-- Start Stored records --

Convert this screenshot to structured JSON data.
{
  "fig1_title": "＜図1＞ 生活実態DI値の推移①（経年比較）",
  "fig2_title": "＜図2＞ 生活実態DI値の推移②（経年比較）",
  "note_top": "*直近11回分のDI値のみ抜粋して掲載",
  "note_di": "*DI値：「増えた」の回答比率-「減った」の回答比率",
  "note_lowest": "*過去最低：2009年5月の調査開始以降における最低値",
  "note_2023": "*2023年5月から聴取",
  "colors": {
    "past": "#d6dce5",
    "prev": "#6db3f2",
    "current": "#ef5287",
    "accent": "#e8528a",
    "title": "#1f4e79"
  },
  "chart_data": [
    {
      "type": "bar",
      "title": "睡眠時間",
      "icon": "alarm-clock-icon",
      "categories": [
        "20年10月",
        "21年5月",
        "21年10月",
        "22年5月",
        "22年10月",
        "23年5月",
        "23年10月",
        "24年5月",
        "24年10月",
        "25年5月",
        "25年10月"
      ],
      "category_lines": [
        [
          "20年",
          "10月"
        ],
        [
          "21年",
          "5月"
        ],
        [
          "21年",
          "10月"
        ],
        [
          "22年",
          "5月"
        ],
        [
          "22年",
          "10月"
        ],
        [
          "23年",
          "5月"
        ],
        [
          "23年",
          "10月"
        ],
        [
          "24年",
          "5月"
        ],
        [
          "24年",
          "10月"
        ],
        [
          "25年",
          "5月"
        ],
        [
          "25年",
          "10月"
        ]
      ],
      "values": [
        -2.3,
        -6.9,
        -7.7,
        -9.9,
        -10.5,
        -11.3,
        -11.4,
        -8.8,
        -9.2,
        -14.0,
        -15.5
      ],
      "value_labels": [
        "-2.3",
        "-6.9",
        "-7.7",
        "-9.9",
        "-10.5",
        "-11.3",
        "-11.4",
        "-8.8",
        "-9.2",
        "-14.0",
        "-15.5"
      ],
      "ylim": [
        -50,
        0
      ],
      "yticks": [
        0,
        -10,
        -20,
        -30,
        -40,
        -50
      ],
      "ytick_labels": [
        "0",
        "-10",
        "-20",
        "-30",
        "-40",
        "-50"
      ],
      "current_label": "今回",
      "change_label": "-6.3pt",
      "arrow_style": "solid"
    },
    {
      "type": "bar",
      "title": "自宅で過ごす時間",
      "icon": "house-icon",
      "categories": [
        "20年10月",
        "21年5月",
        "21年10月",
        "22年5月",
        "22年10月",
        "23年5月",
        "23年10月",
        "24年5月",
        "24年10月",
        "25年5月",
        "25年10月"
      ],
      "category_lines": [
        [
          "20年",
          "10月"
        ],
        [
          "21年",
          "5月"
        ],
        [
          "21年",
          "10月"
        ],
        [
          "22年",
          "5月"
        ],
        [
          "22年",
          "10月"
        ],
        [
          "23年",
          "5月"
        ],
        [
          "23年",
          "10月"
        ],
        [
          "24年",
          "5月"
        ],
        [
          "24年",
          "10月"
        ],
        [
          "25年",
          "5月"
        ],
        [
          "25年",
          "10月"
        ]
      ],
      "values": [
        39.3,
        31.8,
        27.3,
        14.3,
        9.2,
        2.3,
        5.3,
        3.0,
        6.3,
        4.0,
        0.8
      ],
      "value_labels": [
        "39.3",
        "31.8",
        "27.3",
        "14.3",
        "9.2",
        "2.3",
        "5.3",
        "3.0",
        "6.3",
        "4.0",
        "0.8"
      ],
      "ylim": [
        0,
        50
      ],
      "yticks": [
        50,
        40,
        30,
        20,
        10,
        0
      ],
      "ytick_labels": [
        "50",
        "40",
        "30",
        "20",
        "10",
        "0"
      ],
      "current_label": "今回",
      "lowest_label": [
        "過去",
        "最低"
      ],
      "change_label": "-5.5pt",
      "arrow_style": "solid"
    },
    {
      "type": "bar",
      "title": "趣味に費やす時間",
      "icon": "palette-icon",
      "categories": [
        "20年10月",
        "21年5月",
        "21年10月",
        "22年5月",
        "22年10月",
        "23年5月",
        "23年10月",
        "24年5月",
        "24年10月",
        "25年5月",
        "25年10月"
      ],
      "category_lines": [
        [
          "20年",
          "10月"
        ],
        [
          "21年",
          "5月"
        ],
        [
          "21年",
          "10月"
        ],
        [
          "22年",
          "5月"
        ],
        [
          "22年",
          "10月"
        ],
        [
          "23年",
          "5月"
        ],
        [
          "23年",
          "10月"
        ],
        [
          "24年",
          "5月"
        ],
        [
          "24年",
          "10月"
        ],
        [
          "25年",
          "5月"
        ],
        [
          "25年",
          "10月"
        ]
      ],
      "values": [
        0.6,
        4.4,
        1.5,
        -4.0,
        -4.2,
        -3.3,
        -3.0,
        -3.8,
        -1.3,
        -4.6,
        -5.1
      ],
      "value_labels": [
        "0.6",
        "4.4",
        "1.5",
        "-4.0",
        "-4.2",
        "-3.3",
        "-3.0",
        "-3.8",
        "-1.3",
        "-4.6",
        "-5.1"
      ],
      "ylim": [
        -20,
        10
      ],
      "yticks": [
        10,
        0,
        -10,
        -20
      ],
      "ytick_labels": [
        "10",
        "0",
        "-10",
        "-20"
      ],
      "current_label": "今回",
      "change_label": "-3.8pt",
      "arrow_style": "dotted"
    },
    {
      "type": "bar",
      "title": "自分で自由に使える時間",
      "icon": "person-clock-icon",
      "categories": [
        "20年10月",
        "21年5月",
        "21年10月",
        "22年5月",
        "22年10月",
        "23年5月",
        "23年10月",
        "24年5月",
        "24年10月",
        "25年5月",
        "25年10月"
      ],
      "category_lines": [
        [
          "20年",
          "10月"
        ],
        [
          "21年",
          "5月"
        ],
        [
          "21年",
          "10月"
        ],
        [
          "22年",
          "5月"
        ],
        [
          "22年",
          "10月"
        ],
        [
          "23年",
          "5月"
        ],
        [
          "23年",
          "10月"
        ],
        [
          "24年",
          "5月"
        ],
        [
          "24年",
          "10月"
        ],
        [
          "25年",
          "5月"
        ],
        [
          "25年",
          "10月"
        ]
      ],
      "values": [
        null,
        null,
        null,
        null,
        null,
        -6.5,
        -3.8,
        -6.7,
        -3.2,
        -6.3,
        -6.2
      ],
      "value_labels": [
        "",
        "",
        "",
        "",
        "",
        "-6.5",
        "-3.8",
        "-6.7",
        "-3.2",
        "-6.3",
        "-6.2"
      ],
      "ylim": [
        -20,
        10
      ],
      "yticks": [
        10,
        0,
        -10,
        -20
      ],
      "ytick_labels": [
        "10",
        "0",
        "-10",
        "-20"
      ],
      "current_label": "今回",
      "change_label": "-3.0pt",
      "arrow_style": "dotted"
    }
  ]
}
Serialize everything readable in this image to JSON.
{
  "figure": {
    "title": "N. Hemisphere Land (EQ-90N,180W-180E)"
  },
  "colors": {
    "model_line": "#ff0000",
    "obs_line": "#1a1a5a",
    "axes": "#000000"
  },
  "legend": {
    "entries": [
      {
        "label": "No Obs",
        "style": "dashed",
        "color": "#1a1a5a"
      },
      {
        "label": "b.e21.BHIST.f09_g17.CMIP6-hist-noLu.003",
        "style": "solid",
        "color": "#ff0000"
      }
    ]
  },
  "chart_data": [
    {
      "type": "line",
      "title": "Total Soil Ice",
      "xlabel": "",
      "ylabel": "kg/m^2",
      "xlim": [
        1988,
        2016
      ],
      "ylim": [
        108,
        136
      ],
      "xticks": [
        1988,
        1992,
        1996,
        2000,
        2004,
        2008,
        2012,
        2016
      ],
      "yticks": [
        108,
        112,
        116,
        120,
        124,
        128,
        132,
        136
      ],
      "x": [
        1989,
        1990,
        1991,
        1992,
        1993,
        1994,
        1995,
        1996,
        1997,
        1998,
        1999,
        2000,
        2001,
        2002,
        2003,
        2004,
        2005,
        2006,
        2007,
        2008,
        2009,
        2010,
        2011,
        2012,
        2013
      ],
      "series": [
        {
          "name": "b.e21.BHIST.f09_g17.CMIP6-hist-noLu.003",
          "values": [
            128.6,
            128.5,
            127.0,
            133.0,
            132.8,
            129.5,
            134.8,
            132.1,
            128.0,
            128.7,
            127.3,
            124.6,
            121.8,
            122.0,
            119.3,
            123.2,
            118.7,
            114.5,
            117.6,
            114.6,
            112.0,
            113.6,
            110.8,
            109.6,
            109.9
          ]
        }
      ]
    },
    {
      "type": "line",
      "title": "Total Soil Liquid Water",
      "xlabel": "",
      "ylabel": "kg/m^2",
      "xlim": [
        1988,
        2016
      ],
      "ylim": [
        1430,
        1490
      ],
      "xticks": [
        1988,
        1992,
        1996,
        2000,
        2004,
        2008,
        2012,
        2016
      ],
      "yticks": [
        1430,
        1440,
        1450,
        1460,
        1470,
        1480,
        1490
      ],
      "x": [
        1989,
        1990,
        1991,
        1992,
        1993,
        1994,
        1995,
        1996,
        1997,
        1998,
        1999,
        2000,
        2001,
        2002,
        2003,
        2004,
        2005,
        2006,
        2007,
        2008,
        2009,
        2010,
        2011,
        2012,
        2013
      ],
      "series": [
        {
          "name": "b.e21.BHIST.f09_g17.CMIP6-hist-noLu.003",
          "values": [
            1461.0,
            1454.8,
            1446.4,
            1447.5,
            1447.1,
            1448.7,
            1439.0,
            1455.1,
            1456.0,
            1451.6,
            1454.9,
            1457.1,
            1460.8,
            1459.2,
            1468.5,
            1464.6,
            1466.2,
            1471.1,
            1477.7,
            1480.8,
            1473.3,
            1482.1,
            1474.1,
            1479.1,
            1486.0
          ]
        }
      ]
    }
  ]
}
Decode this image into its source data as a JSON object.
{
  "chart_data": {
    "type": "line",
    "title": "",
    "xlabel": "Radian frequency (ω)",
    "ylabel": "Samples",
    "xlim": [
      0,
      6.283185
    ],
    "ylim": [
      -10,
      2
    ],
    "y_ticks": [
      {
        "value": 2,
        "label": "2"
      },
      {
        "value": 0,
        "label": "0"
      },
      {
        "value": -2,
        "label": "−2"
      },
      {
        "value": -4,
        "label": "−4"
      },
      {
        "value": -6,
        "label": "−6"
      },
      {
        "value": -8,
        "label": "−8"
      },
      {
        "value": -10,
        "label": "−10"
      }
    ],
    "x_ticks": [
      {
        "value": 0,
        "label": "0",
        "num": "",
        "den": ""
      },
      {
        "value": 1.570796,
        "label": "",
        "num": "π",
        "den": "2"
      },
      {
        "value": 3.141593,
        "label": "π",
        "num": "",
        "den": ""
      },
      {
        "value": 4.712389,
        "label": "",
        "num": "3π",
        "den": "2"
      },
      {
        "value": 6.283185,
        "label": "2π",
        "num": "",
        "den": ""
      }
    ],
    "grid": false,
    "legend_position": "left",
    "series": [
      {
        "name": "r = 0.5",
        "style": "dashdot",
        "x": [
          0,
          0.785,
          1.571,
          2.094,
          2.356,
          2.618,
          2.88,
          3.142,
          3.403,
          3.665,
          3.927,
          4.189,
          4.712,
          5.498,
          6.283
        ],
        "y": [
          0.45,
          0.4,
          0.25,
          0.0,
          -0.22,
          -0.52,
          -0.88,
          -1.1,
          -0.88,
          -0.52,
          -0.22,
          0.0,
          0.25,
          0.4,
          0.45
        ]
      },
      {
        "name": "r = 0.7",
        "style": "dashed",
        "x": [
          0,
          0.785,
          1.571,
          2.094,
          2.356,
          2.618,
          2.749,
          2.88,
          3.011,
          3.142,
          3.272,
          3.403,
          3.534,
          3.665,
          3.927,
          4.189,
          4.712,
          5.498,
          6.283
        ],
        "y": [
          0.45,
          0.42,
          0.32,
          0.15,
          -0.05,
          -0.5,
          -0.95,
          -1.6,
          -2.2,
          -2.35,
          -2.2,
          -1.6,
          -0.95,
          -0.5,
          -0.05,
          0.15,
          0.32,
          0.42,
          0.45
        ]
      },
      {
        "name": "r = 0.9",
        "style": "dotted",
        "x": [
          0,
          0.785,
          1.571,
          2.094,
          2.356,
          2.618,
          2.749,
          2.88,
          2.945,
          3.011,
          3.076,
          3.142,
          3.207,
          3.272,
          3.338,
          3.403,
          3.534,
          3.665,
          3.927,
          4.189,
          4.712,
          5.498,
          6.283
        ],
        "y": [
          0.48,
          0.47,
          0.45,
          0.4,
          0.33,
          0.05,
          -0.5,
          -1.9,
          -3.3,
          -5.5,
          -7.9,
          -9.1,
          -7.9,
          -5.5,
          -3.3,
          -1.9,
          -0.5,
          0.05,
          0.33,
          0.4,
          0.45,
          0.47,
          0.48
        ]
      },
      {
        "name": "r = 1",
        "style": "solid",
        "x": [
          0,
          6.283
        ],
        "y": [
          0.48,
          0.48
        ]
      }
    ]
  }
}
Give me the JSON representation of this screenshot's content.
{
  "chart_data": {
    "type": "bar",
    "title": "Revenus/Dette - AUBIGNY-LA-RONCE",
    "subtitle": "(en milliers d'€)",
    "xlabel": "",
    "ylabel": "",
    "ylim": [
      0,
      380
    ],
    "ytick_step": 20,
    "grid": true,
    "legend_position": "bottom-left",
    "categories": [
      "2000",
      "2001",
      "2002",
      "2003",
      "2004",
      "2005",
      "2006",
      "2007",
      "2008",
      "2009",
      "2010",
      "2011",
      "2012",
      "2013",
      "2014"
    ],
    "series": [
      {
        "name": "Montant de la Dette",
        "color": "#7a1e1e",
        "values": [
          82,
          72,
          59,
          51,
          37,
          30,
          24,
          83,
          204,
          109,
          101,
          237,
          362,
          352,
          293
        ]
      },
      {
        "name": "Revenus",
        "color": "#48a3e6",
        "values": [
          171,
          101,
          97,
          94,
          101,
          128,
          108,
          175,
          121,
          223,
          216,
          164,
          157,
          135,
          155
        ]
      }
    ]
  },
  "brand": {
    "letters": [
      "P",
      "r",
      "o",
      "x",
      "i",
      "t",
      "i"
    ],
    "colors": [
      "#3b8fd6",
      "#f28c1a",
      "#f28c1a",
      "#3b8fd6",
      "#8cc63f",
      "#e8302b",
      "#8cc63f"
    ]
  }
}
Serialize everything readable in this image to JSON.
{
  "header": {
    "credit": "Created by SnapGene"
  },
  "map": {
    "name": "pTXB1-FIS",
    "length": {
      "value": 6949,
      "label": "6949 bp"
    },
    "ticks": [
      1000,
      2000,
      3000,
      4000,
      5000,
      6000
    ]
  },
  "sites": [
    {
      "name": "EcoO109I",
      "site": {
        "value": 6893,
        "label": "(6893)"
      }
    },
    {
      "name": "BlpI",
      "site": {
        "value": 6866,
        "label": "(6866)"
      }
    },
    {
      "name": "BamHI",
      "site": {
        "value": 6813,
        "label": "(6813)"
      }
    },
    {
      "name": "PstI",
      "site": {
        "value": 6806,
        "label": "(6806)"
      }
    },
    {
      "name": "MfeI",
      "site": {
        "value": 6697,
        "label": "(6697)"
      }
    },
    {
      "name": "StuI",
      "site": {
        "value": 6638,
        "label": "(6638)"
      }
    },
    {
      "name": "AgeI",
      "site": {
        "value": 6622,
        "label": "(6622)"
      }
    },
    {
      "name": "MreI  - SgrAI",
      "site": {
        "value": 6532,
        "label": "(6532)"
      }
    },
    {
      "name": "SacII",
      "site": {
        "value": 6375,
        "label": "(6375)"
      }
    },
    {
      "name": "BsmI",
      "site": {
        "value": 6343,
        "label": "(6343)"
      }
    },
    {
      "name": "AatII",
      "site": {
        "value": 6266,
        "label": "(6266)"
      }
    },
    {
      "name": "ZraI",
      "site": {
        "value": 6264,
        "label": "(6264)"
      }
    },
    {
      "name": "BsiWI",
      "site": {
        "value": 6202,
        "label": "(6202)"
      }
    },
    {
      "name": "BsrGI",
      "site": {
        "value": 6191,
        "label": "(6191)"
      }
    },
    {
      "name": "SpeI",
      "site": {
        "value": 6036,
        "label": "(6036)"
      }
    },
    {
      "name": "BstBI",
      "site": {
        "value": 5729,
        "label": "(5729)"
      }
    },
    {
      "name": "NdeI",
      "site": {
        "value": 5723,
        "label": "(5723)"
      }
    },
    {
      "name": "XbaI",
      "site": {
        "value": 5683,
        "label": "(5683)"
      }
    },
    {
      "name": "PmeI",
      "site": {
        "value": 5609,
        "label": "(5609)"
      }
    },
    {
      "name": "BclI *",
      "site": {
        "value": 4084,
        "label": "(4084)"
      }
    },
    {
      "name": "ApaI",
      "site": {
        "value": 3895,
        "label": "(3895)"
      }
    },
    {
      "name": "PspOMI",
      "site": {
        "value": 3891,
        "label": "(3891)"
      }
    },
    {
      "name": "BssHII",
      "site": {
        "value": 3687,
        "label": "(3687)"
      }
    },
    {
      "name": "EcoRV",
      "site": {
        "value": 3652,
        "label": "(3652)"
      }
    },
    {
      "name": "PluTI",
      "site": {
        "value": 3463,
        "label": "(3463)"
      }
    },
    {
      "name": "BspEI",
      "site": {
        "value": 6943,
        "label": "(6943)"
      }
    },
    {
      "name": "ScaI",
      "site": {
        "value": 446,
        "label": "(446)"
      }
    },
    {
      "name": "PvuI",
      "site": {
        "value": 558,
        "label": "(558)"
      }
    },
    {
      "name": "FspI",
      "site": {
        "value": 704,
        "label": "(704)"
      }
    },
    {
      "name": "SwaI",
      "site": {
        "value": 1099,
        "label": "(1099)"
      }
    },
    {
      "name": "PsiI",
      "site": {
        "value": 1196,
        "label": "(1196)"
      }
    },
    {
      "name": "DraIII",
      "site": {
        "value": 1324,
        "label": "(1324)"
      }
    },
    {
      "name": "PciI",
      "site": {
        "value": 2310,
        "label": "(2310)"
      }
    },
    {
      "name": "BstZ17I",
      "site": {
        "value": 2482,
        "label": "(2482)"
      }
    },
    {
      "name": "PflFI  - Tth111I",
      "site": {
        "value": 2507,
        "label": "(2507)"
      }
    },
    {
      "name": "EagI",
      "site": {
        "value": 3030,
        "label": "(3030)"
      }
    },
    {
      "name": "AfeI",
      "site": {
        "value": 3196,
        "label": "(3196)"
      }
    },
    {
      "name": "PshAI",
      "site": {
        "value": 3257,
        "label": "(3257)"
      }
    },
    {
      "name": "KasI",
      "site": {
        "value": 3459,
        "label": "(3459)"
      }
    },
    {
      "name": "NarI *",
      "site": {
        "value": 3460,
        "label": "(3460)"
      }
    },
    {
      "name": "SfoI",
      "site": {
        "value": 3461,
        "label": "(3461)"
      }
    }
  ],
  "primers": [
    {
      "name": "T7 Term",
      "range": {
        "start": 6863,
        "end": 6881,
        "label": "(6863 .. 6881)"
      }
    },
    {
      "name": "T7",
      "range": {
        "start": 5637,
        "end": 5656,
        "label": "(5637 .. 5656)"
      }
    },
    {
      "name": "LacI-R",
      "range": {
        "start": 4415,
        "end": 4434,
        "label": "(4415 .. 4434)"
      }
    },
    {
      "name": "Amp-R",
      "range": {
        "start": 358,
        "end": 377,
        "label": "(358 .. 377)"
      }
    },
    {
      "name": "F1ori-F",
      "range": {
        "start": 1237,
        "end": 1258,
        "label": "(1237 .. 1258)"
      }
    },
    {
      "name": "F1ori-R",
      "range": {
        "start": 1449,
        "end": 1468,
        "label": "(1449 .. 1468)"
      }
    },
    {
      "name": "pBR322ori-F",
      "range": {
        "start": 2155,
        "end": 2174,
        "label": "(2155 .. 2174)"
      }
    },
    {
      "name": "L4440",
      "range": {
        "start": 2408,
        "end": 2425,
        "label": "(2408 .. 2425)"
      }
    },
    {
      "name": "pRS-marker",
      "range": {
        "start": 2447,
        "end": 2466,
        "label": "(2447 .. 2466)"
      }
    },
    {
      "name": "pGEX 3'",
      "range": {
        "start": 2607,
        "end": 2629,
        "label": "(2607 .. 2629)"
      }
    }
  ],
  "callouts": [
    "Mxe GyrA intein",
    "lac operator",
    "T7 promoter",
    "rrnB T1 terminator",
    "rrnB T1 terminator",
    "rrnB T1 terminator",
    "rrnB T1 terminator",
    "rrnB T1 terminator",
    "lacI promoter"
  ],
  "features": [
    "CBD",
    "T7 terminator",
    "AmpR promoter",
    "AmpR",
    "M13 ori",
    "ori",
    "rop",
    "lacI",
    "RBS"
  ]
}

-- End Stored records --

**Work to complete**
Give the number of lines above that hold the word "screenshot", and nothing more.

**Task output**
2